(Exercise passage begins)

I've known Anna (F38) since we were in highschool, we are part of a group of five. Now we hang out as families for christmas, birthdays, Easter, etc. It has been like this for over ten years. My partner Greg (M39) is good friends with Anna's husband, Darren (M39).

Anna recently told me she is having an affair with one of their family friends, who is also Darren's sisters ex partner. At the time, I remained non judgemental and supportive. Once the information set in and I realized how disloyal and gross the whole situation is, my sense of justice and moral compass came into play.

Darren is a good man, Anna says he is a wonderful father and husband but she just doesn't feel the connection with him anymore despite faking it the last 6 months to keep her secret under wraps.

I knew keeping this from Greg may backfire on me, if he found out I also hid the secret, so I told him. He is shattered for his mate, and it is eating at him. I've told Anna that Greg knows. She's pissed at me for the betrayal, expecting me to take it to my grave. She knows they're catching up soon and Greg plans to tell him.

Anna has not asked for a seperation because they have an overseas trip coming up in October. She has told me financially that she can't leave. Keeping in mind, she regularly gets expensive treatments like botox and taking roids to have her look her best.

We want to tell Darren about her affair in 2 weeks, will we be the aholes? Side note- some have asked why we are waiting. Greg works away, he is home in 2 weeks (closer to 1.5 weeks now) but feels like due to the nature of the conversation, it should be in person.

He knows Darren will be very upset, possibly angry and wants to be here to support him in those initial moments. I feel like I should also mention there are kids involved. Do we tell him via text sooner?

Here's what top commenters had to say about this one:

mebysical said:

She doesn’t want to tell him because they have an overseas trip coming up? Likely a trip he’s paying for, and she wants to leech off him?? Tell him.

Ok_Young1709 said:

You shouldn't have told her that you told your partner. Now she can do damage control and make you both seem like liars. You do need to tell him sooner or you'll lose him as a friend potentially.

dangerclosemaybe said:

YTA if you don't tell Darren immediately. I'd drop Anna as a friend too.

RickAndToasted said:

It seems like you warned her that you're going to tell her husband? I think that is the decent thing to do, she may not have respect for her marriage or husband but I think you should show her what being honest/having integrity means and tell her that if she doesn't tell him then you/your hubby will let him know on whatever date. Then follow through. Just don't expect him to be grateful for the news. NTA.

ghjkl098 said:

NTA You and your husband are doing the right thing. Be prepared that at least initially he may take us anger out on you. Don’t think that means you did anything wrong.

LameUserName123456 said:

Don't want anyone to know your business? Well then don't tell a single soul about it. Your friend did this to herself. Just like she doesn't have the sense & self control to not cheat on her husband, she doesn't have the sense or self control to keep her mouth shut. You're not obligated to match her moral compass. Do the right thing. NTA.

Smoke__Frog said:

YTA. For not telling Darren right away. Do the right thing.

(Exercise passage ends)
(Given records begins)

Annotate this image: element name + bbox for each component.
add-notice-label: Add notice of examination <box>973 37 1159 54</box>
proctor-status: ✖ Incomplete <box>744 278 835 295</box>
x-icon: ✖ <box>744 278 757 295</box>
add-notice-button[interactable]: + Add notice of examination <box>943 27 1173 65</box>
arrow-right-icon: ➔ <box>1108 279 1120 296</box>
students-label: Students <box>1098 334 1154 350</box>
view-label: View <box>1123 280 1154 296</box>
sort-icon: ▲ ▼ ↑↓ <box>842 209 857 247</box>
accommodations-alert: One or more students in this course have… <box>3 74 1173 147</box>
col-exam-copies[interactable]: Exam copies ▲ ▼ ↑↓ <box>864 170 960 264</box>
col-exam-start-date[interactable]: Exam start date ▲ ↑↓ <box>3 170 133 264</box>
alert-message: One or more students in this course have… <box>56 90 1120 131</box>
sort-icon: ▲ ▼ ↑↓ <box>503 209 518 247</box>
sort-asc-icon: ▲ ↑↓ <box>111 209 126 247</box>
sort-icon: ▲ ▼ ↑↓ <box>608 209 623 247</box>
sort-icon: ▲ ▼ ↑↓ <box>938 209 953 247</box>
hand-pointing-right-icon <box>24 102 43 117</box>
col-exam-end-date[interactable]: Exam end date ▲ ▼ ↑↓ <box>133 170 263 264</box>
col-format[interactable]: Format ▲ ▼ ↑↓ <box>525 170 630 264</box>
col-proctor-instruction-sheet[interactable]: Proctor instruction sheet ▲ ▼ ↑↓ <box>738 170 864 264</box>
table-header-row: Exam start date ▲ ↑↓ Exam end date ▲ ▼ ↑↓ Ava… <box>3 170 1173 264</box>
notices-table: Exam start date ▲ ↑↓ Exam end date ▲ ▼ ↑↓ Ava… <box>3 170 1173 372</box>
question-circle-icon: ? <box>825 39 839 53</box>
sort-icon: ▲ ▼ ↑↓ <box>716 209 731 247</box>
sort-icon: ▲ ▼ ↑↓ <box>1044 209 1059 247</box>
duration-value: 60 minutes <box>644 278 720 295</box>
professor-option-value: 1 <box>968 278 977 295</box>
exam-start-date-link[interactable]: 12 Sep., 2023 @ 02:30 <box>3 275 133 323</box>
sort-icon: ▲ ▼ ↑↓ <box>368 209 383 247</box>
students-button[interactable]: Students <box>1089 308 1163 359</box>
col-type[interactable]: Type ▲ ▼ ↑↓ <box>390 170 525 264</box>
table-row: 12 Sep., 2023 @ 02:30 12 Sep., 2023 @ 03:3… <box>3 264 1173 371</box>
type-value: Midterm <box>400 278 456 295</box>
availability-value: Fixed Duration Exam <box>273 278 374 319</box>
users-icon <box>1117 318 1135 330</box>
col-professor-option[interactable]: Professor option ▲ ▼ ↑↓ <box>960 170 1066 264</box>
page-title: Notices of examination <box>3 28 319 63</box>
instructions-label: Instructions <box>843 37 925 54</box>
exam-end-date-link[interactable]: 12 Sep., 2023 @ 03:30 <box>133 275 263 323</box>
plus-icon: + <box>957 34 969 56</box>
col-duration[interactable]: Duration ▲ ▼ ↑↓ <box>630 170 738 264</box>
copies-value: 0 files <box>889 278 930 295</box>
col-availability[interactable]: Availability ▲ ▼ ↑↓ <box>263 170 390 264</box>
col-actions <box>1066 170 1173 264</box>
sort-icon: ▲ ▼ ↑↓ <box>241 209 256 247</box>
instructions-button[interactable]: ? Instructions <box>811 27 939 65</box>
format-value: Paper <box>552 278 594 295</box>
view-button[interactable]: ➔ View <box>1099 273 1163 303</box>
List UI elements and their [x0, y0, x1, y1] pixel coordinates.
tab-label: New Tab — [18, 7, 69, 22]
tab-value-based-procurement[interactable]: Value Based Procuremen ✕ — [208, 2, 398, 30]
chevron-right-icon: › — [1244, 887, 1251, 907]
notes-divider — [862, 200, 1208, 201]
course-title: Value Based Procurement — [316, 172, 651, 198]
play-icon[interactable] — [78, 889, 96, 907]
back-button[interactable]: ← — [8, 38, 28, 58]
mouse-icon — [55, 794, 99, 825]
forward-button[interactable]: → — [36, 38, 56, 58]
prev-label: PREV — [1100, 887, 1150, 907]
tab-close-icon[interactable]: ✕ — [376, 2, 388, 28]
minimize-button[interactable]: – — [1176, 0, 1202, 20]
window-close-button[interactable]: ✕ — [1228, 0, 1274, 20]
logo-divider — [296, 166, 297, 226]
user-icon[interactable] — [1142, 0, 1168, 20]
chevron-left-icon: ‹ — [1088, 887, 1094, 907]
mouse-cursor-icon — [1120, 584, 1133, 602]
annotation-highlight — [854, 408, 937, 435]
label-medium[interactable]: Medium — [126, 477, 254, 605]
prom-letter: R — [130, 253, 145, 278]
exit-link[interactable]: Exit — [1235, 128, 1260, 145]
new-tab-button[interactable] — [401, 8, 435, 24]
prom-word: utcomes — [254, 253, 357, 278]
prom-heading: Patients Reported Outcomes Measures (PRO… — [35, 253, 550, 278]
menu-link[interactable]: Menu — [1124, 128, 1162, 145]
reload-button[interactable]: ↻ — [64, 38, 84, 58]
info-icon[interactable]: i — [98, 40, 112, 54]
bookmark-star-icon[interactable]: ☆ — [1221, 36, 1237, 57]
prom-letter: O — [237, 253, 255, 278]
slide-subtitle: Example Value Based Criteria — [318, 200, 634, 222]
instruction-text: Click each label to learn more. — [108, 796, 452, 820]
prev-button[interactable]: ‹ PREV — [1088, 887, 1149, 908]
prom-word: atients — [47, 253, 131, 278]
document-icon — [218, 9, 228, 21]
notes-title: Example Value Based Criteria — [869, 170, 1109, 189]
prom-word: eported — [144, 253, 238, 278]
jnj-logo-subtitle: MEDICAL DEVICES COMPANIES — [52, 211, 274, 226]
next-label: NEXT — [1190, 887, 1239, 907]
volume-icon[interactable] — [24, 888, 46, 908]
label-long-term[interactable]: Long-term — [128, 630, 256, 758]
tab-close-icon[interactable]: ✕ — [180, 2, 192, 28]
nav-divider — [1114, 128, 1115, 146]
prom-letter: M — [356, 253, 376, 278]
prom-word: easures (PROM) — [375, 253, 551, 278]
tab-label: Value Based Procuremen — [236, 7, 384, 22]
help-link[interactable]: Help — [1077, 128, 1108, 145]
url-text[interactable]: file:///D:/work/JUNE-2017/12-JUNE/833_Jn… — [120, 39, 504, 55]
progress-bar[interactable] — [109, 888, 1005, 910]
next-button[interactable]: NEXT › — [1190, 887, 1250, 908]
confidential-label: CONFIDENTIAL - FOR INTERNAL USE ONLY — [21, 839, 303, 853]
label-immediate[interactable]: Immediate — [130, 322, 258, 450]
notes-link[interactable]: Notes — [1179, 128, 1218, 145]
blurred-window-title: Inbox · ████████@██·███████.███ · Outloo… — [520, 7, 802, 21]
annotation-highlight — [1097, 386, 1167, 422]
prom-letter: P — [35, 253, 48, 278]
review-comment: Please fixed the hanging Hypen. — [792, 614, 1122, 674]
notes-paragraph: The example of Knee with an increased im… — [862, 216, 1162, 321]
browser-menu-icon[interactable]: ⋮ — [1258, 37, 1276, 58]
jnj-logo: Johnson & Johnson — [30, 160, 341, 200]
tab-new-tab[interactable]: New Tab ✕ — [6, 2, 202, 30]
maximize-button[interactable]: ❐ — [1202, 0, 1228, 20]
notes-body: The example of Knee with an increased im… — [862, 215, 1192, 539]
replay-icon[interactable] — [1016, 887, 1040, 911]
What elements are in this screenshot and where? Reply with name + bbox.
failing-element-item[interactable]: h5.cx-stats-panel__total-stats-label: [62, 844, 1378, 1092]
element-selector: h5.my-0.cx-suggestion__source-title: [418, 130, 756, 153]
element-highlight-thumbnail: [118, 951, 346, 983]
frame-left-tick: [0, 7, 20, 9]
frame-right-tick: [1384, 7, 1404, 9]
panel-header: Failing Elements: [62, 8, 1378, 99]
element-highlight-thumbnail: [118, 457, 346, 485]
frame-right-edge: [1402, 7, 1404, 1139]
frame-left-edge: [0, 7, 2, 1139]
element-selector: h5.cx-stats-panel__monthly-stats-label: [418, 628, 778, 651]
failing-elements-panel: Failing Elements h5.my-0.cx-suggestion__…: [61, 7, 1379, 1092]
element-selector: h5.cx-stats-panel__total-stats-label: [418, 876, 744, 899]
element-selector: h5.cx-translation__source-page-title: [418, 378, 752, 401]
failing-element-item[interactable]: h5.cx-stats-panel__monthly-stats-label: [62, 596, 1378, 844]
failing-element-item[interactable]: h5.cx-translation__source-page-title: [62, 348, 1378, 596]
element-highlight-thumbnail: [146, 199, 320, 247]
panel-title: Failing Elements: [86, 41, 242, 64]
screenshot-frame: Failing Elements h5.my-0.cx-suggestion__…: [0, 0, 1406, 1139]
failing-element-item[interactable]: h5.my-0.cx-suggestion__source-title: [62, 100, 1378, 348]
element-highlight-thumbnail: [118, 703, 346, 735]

(Given records ends)

Exercise set:
• 1. Does each statement agree with the post about Anna's affair? (a) Greg is due home in about two weeks. (b) Anna has asked Darren for a separation. (c) The writer has known Anna since college.
• 2. Which usernames of commenters appear in the post about Anna's affair?
The data come from a different source than the post about Anna's affair.

Answers for each item:
• 1.
(a) Yes: "he is home in 2 weeks (closer to 1.5 weeks now)"
(b) No: "Anna has not asked for a seperation"
(c) No: "I've known Anna (F38) since we were in highschool"

• 2. mebysical, Ok_Young1709, dangerclosemaybe, RickAndToasted, ghjkl098, LameUserName123456, Smoke__Frog